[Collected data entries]
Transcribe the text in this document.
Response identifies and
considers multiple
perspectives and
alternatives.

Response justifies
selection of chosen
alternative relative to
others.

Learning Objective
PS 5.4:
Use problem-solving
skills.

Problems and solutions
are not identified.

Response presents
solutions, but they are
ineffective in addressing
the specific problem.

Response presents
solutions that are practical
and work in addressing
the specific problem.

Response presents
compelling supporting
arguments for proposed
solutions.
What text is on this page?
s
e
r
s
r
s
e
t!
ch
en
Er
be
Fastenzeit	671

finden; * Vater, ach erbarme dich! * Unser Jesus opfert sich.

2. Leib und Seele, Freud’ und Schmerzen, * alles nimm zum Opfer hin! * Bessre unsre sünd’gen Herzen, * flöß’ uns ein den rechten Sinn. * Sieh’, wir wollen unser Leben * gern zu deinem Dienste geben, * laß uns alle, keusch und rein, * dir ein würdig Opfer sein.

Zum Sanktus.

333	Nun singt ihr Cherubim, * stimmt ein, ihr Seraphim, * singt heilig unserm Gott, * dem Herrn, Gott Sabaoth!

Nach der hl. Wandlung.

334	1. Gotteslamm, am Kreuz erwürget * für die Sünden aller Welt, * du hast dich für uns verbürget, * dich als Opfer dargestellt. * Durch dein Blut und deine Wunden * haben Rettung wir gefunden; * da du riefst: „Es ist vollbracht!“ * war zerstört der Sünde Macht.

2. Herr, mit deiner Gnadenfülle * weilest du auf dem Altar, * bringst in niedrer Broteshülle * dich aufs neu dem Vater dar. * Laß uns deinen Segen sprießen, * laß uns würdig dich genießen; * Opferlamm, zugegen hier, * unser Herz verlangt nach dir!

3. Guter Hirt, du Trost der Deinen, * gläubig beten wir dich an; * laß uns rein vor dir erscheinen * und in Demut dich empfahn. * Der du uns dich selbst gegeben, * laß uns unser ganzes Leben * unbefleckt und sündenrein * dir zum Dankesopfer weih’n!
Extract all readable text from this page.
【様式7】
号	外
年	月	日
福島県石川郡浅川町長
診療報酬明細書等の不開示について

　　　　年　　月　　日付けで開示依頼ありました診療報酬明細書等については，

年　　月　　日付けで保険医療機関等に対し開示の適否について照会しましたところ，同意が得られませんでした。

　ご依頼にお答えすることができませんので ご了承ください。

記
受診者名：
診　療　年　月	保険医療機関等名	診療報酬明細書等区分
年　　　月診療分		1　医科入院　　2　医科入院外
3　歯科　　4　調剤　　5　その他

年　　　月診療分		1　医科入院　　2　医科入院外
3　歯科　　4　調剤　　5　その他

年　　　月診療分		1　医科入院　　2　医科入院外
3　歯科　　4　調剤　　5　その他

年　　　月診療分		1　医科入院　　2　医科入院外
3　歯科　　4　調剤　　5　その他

* **Task requirements**
Restate every entry word for word.

* **Worked solution**
Transcribe the text in this document.
Response identifies and
considers multiple
perspectives and
alternatives.

Response justifies
selection of chosen
alternative relative to
others.

Learning Objective
PS 5.4:
Use problem-solving
skills.

Problems and solutions
are not identified.

Response presents
solutions, but they are
ineffective in addressing
the specific problem.

Response presents
solutions that are practical
and work in addressing
the specific problem.

Response presents
compelling supporting
arguments for proposed
solutions.
What text is on this page?
s
e
r
s
r
s
e
t!
ch
en
Er
be
Fastenzeit	671

finden; * Vater, ach erbarme dich! * Unser Jesus opfert sich.

2. Leib und Seele, Freud’ und Schmerzen, * alles nimm zum Opfer hin! * Bessre unsre sünd’gen Herzen, * flöß’ uns ein den rechten Sinn. * Sieh’, wir wollen unser Leben * gern zu deinem Dienste geben, * laß uns alle, keusch und rein, * dir ein würdig Opfer sein.

Zum Sanktus.

333	Nun singt ihr Cherubim, * stimmt ein, ihr Seraphim, * singt heilig unserm Gott, * dem Herrn, Gott Sabaoth!

Nach der hl. Wandlung.

334	1. Gotteslamm, am Kreuz erwürget * für die Sünden aller Welt, * du hast dich für uns verbürget, * dich als Opfer dargestellt. * Durch dein Blut und deine Wunden * haben Rettung wir gefunden; * da du riefst: „Es ist vollbracht!“ * war zerstört der Sünde Macht.

2. Herr, mit deiner Gnadenfülle * weilest du auf dem Altar, * bringst in niedrer Broteshülle * dich aufs neu dem Vater dar. * Laß uns deinen Segen sprießen, * laß uns würdig dich genießen; * Opferlamm, zugegen hier, * unser Herz verlangt nach dir!

3. Guter Hirt, du Trost der Deinen, * gläubig beten wir dich an; * laß uns rein vor dir erscheinen * und in Demut dich empfahn. * Der du uns dich selbst gegeben, * laß uns unser ganzes Leben * unbefleckt und sündenrein * dir zum Dankesopfer weih’n!
Extract all readable text from this page.
【様式7】
号	外
年	月	日
福島県石川郡浅川町長
診療報酬明細書等の不開示について

　　　　年　　月　　日付けで開示依頼ありました診療報酬明細書等については，

年　　月　　日付けで保険医療機関等に対し開示の適否について照会しましたところ，同意が得られませんでした。

　ご依頼にお答えすることができませんので ご了承ください。

記
受診者名：
診　療　年　月	保険医療機関等名	診療報酬明細書等区分
年　　　月診療分		1　医科入院　　2　医科入院外
3　歯科　　4　調剤　　5　その他

年　　　月診療分		1　医科入院　　2　医科入院外
3　歯科　　4　調剤　　5　その他

年　　　月診療分		1　医科入院　　2　医科入院外
3　歯科　　4　調剤　　5　その他

年　　　月診療分		1　医科入院　　2　医科入院外
3　歯科　　4　調剤　　5　その他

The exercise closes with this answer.